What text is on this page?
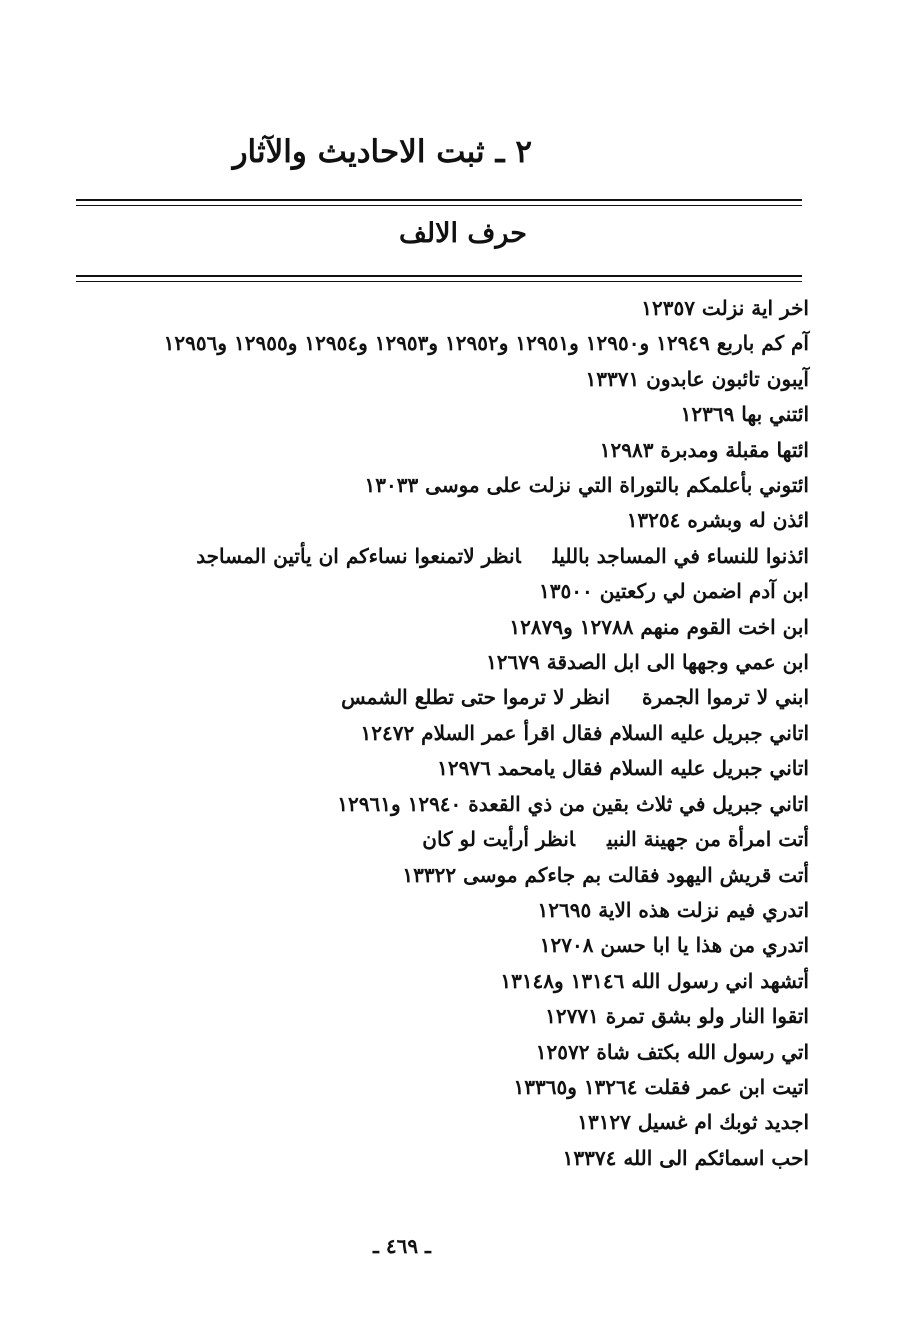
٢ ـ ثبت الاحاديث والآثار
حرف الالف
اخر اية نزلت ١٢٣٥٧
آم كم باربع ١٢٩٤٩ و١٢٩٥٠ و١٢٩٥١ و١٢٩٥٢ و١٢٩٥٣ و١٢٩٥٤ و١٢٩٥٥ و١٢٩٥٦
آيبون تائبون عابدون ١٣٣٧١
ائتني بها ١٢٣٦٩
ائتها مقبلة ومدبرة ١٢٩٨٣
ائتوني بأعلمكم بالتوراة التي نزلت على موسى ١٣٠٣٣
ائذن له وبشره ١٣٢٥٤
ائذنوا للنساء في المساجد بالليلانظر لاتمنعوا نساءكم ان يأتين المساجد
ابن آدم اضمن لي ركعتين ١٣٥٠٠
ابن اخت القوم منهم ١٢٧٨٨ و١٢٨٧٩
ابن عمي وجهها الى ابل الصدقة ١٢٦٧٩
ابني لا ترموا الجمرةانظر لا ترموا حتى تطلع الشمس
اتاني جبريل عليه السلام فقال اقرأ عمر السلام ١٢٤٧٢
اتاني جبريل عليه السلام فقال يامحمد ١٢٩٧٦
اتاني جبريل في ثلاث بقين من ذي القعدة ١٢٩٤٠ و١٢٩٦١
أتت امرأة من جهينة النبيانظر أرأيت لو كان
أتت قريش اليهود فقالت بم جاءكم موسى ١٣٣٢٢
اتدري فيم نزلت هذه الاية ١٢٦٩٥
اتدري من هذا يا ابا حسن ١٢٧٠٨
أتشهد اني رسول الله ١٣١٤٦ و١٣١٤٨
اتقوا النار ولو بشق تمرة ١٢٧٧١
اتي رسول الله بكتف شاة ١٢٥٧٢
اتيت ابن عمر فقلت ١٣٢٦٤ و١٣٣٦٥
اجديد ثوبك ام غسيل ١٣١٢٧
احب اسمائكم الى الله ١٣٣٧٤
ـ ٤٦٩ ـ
□ □ □ □ □ □ □
Task directions:
In the entries above, find every line with the word "السلام" and list it.

Response to the task:
اتاني جبريل عليه السلام فقال اقرأ عمر السلام ١٢٤٧٢
اتاني جبريل عليه السلام فقال يامحمد ١٢٩٧٦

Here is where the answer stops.